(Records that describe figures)
--- START ---

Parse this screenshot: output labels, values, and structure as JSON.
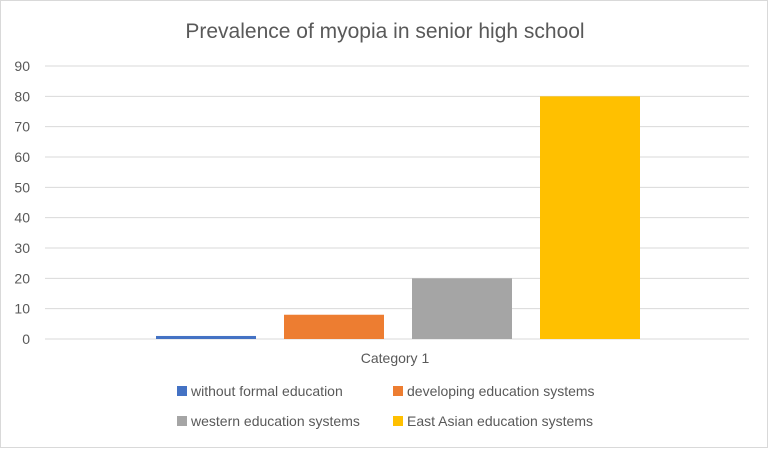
{
  "chart_data": {
    "type": "bar",
    "title": "Prevalence of myopia in senior high school",
    "categories": [
      "Category 1"
    ],
    "series": [
      {
        "name": "without formal education",
        "values": [
          1
        ],
        "color": "#4472C4"
      },
      {
        "name": "developing education systems",
        "values": [
          8
        ],
        "color": "#ED7D31"
      },
      {
        "name": "western education systems",
        "values": [
          20
        ],
        "color": "#A5A5A5"
      },
      {
        "name": "East Asian education systems",
        "values": [
          80
        ],
        "color": "#FFC000"
      }
    ],
    "ylim": [
      0,
      90
    ],
    "yticks": [
      "0",
      "10",
      "20",
      "30",
      "40",
      "50",
      "60",
      "70",
      "80",
      "90"
    ],
    "xlabel": "",
    "ylabel": "",
    "grid": true,
    "legend_position": "bottom"
  }
}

--- END ---

Written exercise: Reproduce all of the data exactly, omitting each picture it holds.

Solved problem:
Parse this screenshot: output labels, values, and structure as JSON.
{
  "chart_data": {
    "type": "bar",
    "title": "Prevalence of myopia in senior high school",
    "categories": [
      "Category 1"
    ],
    "series": [
      {
        "name": "without formal education",
        "values": [
          1
        ],
        "color": "#4472C4"
      },
      {
        "name": "developing education systems",
        "values": [
          8
        ],
        "color": "#ED7D31"
      },
      {
        "name": "western education systems",
        "values": [
          20
        ],
        "color": "#A5A5A5"
      },
      {
        "name": "East Asian education systems",
        "values": [
          80
        ],
        "color": "#FFC000"
      }
    ],
    "ylim": [
      0,
      90
    ],
    "yticks": [
      "0",
      "10",
      "20",
      "30",
      "40",
      "50",
      "60",
      "70",
      "80",
      "90"
    ],
    "xlabel": "",
    "ylabel": "",
    "grid": true,
    "legend_position": "bottom"
  }
}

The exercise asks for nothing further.